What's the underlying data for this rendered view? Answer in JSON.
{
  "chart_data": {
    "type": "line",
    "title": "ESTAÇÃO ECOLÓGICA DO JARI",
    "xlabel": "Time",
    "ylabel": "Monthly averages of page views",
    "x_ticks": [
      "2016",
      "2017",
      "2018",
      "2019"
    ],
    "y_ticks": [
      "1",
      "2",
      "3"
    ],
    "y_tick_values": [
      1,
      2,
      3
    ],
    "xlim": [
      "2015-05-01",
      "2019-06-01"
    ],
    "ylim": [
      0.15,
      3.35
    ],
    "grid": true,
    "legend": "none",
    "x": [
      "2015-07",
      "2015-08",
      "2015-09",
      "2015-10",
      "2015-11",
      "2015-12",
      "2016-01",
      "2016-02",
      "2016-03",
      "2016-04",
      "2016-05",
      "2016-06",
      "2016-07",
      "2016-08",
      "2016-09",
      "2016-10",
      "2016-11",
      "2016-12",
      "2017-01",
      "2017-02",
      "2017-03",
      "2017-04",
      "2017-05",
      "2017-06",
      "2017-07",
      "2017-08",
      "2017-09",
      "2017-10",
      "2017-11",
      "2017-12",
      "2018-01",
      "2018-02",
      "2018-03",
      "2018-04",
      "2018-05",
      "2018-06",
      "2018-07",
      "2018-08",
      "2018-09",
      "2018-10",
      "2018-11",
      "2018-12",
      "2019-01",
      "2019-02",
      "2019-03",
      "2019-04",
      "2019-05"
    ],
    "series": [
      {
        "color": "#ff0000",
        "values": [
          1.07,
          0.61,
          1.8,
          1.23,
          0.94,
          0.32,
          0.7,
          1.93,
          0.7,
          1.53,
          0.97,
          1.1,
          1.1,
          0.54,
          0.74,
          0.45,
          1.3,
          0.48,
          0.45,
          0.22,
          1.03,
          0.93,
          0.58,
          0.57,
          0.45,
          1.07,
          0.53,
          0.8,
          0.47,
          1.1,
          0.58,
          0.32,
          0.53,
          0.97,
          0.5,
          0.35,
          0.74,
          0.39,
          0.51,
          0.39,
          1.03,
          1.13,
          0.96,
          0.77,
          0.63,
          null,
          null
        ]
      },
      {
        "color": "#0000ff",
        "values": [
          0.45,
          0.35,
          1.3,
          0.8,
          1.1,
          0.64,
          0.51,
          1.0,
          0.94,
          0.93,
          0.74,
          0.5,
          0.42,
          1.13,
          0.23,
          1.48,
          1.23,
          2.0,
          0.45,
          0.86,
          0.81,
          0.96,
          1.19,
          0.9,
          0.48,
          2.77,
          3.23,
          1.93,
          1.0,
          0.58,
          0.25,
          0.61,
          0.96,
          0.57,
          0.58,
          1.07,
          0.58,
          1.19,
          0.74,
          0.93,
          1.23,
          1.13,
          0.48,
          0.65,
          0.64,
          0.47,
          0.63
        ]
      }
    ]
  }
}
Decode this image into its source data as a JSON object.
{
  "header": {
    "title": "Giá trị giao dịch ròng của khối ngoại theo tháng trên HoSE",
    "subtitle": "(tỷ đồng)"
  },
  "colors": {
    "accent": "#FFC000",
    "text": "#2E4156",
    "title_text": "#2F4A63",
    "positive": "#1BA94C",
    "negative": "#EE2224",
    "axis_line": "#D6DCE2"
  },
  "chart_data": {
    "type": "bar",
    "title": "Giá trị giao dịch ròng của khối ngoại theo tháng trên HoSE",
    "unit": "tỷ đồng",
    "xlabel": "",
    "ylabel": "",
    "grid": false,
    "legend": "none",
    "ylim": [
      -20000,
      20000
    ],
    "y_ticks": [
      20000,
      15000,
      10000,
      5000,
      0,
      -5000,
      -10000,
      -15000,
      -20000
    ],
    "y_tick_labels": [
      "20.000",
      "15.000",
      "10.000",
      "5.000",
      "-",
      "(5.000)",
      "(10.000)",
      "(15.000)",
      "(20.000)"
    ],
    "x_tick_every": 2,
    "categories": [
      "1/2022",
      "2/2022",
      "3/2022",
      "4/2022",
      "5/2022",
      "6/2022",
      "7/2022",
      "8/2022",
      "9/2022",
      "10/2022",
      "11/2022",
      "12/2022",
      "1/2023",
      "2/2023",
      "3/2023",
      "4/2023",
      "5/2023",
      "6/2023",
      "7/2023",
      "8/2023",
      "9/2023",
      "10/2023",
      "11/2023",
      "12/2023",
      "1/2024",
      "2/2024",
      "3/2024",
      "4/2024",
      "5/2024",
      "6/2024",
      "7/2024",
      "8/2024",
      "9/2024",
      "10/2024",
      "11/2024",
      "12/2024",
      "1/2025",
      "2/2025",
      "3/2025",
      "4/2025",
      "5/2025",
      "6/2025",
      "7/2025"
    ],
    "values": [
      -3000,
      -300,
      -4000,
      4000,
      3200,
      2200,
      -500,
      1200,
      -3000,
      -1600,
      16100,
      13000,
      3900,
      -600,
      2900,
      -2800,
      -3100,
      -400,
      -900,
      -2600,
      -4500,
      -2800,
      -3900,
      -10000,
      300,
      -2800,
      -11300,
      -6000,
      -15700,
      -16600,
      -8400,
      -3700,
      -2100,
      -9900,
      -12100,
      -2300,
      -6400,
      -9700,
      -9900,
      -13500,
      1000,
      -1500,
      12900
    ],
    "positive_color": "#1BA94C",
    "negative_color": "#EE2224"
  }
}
+ + + + +
### EXERCISE REQUIREMENTS
Print out every record again, exactly and in full.

### RESULT OF THE EXERCISE
What's the underlying data for this rendered view? Answer in JSON.
{
  "chart_data": {
    "type": "line",
    "title": "ESTAÇÃO ECOLÓGICA DO JARI",
    "xlabel": "Time",
    "ylabel": "Monthly averages of page views",
    "x_ticks": [
      "2016",
      "2017",
      "2018",
      "2019"
    ],
    "y_ticks": [
      "1",
      "2",
      "3"
    ],
    "y_tick_values": [
      1,
      2,
      3
    ],
    "xlim": [
      "2015-05-01",
      "2019-06-01"
    ],
    "ylim": [
      0.15,
      3.35
    ],
    "grid": true,
    "legend": "none",
    "x": [
      "2015-07",
      "2015-08",
      "2015-09",
      "2015-10",
      "2015-11",
      "2015-12",
      "2016-01",
      "2016-02",
      "2016-03",
      "2016-04",
      "2016-05",
      "2016-06",
      "2016-07",
      "2016-08",
      "2016-09",
      "2016-10",
      "2016-11",
      "2016-12",
      "2017-01",
      "2017-02",
      "2017-03",
      "2017-04",
      "2017-05",
      "2017-06",
      "2017-07",
      "2017-08",
      "2017-09",
      "2017-10",
      "2017-11",
      "2017-12",
      "2018-01",
      "2018-02",
      "2018-03",
      "2018-04",
      "2018-05",
      "2018-06",
      "2018-07",
      "2018-08",
      "2018-09",
      "2018-10",
      "2018-11",
      "2018-12",
      "2019-01",
      "2019-02",
      "2019-03",
      "2019-04",
      "2019-05"
    ],
    "series": [
      {
        "color": "#ff0000",
        "values": [
          1.07,
          0.61,
          1.8,
          1.23,
          0.94,
          0.32,
          0.7,
          1.93,
          0.7,
          1.53,
          0.97,
          1.1,
          1.1,
          0.54,
          0.74,
          0.45,
          1.3,
          0.48,
          0.45,
          0.22,
          1.03,
          0.93,
          0.58,
          0.57,
          0.45,
          1.07,
          0.53,
          0.8,
          0.47,
          1.1,
          0.58,
          0.32,
          0.53,
          0.97,
          0.5,
          0.35,
          0.74,
          0.39,
          0.51,
          0.39,
          1.03,
          1.13,
          0.96,
          0.77,
          0.63,
          null,
          null
        ]
      },
      {
        "color": "#0000ff",
        "values": [
          0.45,
          0.35,
          1.3,
          0.8,
          1.1,
          0.64,
          0.51,
          1.0,
          0.94,
          0.93,
          0.74,
          0.5,
          0.42,
          1.13,
          0.23,
          1.48,
          1.23,
          2.0,
          0.45,
          0.86,
          0.81,
          0.96,
          1.19,
          0.9,
          0.48,
          2.77,
          3.23,
          1.93,
          1.0,
          0.58,
          0.25,
          0.61,
          0.96,
          0.57,
          0.58,
          1.07,
          0.58,
          1.19,
          0.74,
          0.93,
          1.23,
          1.13,
          0.48,
          0.65,
          0.64,
          0.47,
          0.63
        ]
      }
    ]
  }
}
Decode this image into its source data as a JSON object.
{
  "header": {
    "title": "Giá trị giao dịch ròng của khối ngoại theo tháng trên HoSE",
    "subtitle": "(tỷ đồng)"
  },
  "colors": {
    "accent": "#FFC000",
    "text": "#2E4156",
    "title_text": "#2F4A63",
    "positive": "#1BA94C",
    "negative": "#EE2224",
    "axis_line": "#D6DCE2"
  },
  "chart_data": {
    "type": "bar",
    "title": "Giá trị giao dịch ròng của khối ngoại theo tháng trên HoSE",
    "unit": "tỷ đồng",
    "xlabel": "",
    "ylabel": "",
    "grid": false,
    "legend": "none",
    "ylim": [
      -20000,
      20000
    ],
    "y_ticks": [
      20000,
      15000,
      10000,
      5000,
      0,
      -5000,
      -10000,
      -15000,
      -20000
    ],
    "y_tick_labels": [
      "20.000",
      "15.000",
      "10.000",
      "5.000",
      "-",
      "(5.000)",
      "(10.000)",
      "(15.000)",
      "(20.000)"
    ],
    "x_tick_every": 2,
    "categories": [
      "1/2022",
      "2/2022",
      "3/2022",
      "4/2022",
      "5/2022",
      "6/2022",
      "7/2022",
      "8/2022",
      "9/2022",
      "10/2022",
      "11/2022",
      "12/2022",
      "1/2023",
      "2/2023",
      "3/2023",
      "4/2023",
      "5/2023",
      "6/2023",
      "7/2023",
      "8/2023",
      "9/2023",
      "10/2023",
      "11/2023",
      "12/2023",
      "1/2024",
      "2/2024",
      "3/2024",
      "4/2024",
      "5/2024",
      "6/2024",
      "7/2024",
      "8/2024",
      "9/2024",
      "10/2024",
      "11/2024",
      "12/2024",
      "1/2025",
      "2/2025",
      "3/2025",
      "4/2025",
      "5/2025",
      "6/2025",
      "7/2025"
    ],
    "values": [
      -3000,
      -300,
      -4000,
      4000,
      3200,
      2200,
      -500,
      1200,
      -3000,
      -1600,
      16100,
      13000,
      3900,
      -600,
      2900,
      -2800,
      -3100,
      -400,
      -900,
      -2600,
      -4500,
      -2800,
      -3900,
      -10000,
      300,
      -2800,
      -11300,
      -6000,
      -15700,
      -16600,
      -8400,
      -3700,
      -2100,
      -9900,
      -12100,
      -2300,
      -6400,
      -9700,
      -9900,
      -13500,
      1000,
      -1500,
      12900
    ],
    "positive_color": "#1BA94C",
    "negative_color": "#EE2224"
  }
}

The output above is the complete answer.